→ Data in this exercise:
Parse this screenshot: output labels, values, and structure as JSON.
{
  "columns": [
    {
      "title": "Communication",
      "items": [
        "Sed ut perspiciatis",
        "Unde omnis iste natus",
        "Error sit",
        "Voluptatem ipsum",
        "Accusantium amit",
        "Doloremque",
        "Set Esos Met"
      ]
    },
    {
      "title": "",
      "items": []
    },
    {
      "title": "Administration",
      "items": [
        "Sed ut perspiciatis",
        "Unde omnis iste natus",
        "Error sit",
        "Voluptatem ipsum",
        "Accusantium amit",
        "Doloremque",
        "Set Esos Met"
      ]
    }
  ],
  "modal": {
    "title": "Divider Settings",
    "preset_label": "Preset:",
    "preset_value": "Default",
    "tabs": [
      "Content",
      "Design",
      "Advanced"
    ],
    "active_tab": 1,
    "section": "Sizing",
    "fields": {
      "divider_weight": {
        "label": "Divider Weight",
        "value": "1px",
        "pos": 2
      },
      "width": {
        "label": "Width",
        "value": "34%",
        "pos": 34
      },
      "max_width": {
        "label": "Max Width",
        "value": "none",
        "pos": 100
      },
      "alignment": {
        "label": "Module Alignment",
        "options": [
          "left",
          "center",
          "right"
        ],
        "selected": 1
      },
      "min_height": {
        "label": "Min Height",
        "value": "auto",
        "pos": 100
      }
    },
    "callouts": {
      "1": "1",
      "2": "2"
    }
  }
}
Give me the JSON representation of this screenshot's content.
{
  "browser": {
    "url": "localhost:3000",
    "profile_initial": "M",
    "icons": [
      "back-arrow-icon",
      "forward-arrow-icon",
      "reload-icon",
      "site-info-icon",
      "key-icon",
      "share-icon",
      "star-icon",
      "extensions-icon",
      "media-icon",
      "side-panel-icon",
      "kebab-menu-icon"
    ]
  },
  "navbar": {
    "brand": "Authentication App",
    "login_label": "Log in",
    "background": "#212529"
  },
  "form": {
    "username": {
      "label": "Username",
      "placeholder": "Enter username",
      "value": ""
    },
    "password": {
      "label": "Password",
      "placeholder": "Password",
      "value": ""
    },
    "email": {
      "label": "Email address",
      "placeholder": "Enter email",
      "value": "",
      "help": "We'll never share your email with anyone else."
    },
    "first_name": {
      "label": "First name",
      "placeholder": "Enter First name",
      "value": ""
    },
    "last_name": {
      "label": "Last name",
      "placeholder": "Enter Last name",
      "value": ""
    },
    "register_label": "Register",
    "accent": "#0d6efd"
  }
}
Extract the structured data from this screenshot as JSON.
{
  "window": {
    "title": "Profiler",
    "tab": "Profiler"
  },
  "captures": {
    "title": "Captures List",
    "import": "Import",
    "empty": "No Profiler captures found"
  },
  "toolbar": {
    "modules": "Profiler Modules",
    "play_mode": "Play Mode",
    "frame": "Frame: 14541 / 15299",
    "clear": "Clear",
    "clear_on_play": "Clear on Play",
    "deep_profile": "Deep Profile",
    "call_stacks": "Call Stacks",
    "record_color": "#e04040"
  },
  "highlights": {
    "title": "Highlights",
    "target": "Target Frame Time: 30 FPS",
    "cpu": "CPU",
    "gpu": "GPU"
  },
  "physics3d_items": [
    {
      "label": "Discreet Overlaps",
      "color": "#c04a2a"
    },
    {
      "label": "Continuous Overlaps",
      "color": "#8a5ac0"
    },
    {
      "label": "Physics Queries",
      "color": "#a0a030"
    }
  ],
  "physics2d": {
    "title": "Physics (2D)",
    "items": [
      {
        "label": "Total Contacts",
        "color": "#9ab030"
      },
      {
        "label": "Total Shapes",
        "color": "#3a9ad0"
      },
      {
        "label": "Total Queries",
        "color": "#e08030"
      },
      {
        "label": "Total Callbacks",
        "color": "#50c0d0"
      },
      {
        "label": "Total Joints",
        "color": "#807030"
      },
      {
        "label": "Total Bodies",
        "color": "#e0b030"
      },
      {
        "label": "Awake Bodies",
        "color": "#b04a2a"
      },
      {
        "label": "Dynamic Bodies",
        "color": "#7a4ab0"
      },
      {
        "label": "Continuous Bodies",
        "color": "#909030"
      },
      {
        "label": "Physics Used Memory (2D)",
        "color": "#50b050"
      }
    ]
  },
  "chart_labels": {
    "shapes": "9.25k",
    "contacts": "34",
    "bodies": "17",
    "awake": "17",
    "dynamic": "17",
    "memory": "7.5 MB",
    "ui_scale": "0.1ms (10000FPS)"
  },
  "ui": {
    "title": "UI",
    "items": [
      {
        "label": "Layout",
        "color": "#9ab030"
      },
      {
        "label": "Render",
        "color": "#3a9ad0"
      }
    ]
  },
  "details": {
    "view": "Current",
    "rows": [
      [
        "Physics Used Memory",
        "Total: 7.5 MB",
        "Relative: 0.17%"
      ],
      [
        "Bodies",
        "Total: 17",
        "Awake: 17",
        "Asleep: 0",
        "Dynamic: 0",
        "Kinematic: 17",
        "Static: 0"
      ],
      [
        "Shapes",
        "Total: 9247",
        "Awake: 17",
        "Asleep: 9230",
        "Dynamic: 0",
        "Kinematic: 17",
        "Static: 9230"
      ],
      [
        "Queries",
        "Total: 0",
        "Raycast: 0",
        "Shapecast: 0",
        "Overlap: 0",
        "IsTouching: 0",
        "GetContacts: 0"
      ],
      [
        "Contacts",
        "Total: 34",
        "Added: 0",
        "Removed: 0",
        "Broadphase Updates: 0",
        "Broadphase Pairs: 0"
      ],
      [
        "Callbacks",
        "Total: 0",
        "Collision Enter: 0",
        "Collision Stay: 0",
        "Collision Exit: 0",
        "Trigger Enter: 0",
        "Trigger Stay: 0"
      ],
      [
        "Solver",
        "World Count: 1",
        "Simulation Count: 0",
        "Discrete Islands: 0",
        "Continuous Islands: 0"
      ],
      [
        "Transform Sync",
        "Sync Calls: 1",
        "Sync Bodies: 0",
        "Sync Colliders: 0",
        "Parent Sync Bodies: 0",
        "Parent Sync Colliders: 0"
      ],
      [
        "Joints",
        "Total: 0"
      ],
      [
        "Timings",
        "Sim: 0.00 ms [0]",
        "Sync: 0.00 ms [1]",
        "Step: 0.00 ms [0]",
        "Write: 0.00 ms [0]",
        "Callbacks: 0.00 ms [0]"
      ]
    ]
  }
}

→ Directive: Transcribe the material above in its entirety. Match it exactly.

→ Solved problem:
Parse this screenshot: output labels, values, and structure as JSON.
{
  "columns": [
    {
      "title": "Communication",
      "items": [
        "Sed ut perspiciatis",
        "Unde omnis iste natus",
        "Error sit",
        "Voluptatem ipsum",
        "Accusantium amit",
        "Doloremque",
        "Set Esos Met"
      ]
    },
    {
      "title": "",
      "items": []
    },
    {
      "title": "Administration",
      "items": [
        "Sed ut perspiciatis",
        "Unde omnis iste natus",
        "Error sit",
        "Voluptatem ipsum",
        "Accusantium amit",
        "Doloremque",
        "Set Esos Met"
      ]
    }
  ],
  "modal": {
    "title": "Divider Settings",
    "preset_label": "Preset:",
    "preset_value": "Default",
    "tabs": [
      "Content",
      "Design",
      "Advanced"
    ],
    "active_tab": 1,
    "section": "Sizing",
    "fields": {
      "divider_weight": {
        "label": "Divider Weight",
        "value": "1px",
        "pos": 2
      },
      "width": {
        "label": "Width",
        "value": "34%",
        "pos": 34
      },
      "max_width": {
        "label": "Max Width",
        "value": "none",
        "pos": 100
      },
      "alignment": {
        "label": "Module Alignment",
        "options": [
          "left",
          "center",
          "right"
        ],
        "selected": 1
      },
      "min_height": {
        "label": "Min Height",
        "value": "auto",
        "pos": 100
      }
    },
    "callouts": {
      "1": "1",
      "2": "2"
    }
  }
}
Give me the JSON representation of this screenshot's content.
{
  "browser": {
    "url": "localhost:3000",
    "profile_initial": "M",
    "icons": [
      "back-arrow-icon",
      "forward-arrow-icon",
      "reload-icon",
      "site-info-icon",
      "key-icon",
      "share-icon",
      "star-icon",
      "extensions-icon",
      "media-icon",
      "side-panel-icon",
      "kebab-menu-icon"
    ]
  },
  "navbar": {
    "brand": "Authentication App",
    "login_label": "Log in",
    "background": "#212529"
  },
  "form": {
    "username": {
      "label": "Username",
      "placeholder": "Enter username",
      "value": ""
    },
    "password": {
      "label": "Password",
      "placeholder": "Password",
      "value": ""
    },
    "email": {
      "label": "Email address",
      "placeholder": "Enter email",
      "value": "",
      "help": "We'll never share your email with anyone else."
    },
    "first_name": {
      "label": "First name",
      "placeholder": "Enter First name",
      "value": ""
    },
    "last_name": {
      "label": "Last name",
      "placeholder": "Enter Last name",
      "value": ""
    },
    "register_label": "Register",
    "accent": "#0d6efd"
  }
}
Extract the structured data from this screenshot as JSON.
{
  "window": {
    "title": "Profiler",
    "tab": "Profiler"
  },
  "captures": {
    "title": "Captures List",
    "import": "Import",
    "empty": "No Profiler captures found"
  },
  "toolbar": {
    "modules": "Profiler Modules",
    "play_mode": "Play Mode",
    "frame": "Frame: 14541 / 15299",
    "clear": "Clear",
    "clear_on_play": "Clear on Play",
    "deep_profile": "Deep Profile",
    "call_stacks": "Call Stacks",
    "record_color": "#e04040"
  },
  "highlights": {
    "title": "Highlights",
    "target": "Target Frame Time: 30 FPS",
    "cpu": "CPU",
    "gpu": "GPU"
  },
  "physics3d_items": [
    {
      "label": "Discreet Overlaps",
      "color": "#c04a2a"
    },
    {
      "label": "Continuous Overlaps",
      "color": "#8a5ac0"
    },
    {
      "label": "Physics Queries",
      "color": "#a0a030"
    }
  ],
  "physics2d": {
    "title": "Physics (2D)",
    "items": [
      {
        "label": "Total Contacts",
        "color": "#9ab030"
      },
      {
        "label": "Total Shapes",
        "color": "#3a9ad0"
      },
      {
        "label": "Total Queries",
        "color": "#e08030"
      },
      {
        "label": "Total Callbacks",
        "color": "#50c0d0"
      },
      {
        "label": "Total Joints",
        "color": "#807030"
      },
      {
        "label": "Total Bodies",
        "color": "#e0b030"
      },
      {
        "label": "Awake Bodies",
        "color": "#b04a2a"
      },
      {
        "label": "Dynamic Bodies",
        "color": "#7a4ab0"
      },
      {
        "label": "Continuous Bodies",
        "color": "#909030"
      },
      {
        "label": "Physics Used Memory (2D)",
        "color": "#50b050"
      }
    ]
  },
  "chart_labels": {
    "shapes": "9.25k",
    "contacts": "34",
    "bodies": "17",
    "awake": "17",
    "dynamic": "17",
    "memory": "7.5 MB",
    "ui_scale": "0.1ms (10000FPS)"
  },
  "ui": {
    "title": "UI",
    "items": [
      {
        "label": "Layout",
        "color": "#9ab030"
      },
      {
        "label": "Render",
        "color": "#3a9ad0"
      }
    ]
  },
  "details": {
    "view": "Current",
    "rows": [
      [
        "Physics Used Memory",
        "Total: 7.5 MB",
        "Relative: 0.17%"
      ],
      [
        "Bodies",
        "Total: 17",
        "Awake: 17",
        "Asleep: 0",
        "Dynamic: 0",
        "Kinematic: 17",
        "Static: 0"
      ],
      [
        "Shapes",
        "Total: 9247",
        "Awake: 17",
        "Asleep: 9230",
        "Dynamic: 0",
        "Kinematic: 17",
        "Static: 9230"
      ],
      [
        "Queries",
        "Total: 0",
        "Raycast: 0",
        "Shapecast: 0",
        "Overlap: 0",
        "IsTouching: 0",
        "GetContacts: 0"
      ],
      [
        "Contacts",
        "Total: 34",
        "Added: 0",
        "Removed: 0",
        "Broadphase Updates: 0",
        "Broadphase Pairs: 0"
      ],
      [
        "Callbacks",
        "Total: 0",
        "Collision Enter: 0",
        "Collision Stay: 0",
        "Collision Exit: 0",
        "Trigger Enter: 0",
        "Trigger Stay: 0"
      ],
      [
        "Solver",
        "World Count: 1",
        "Simulation Count: 0",
        "Discrete Islands: 0",
        "Continuous Islands: 0"
      ],
      [
        "Transform Sync",
        "Sync Calls: 1",
        "Sync Bodies: 0",
        "Sync Colliders: 0",
        "Parent Sync Bodies: 0",
        "Parent Sync Colliders: 0"
      ],
      [
        "Joints",
        "Total: 0"
      ],
      [
        "Timings",
        "Sim: 0.00 ms [0]",
        "Sync: 0.00 ms [1]",
        "Step: 0.00 ms [0]",
        "Write: 0.00 ms [0]",
        "Callbacks: 0.00 ms [0]"
      ]
    ]
  }
}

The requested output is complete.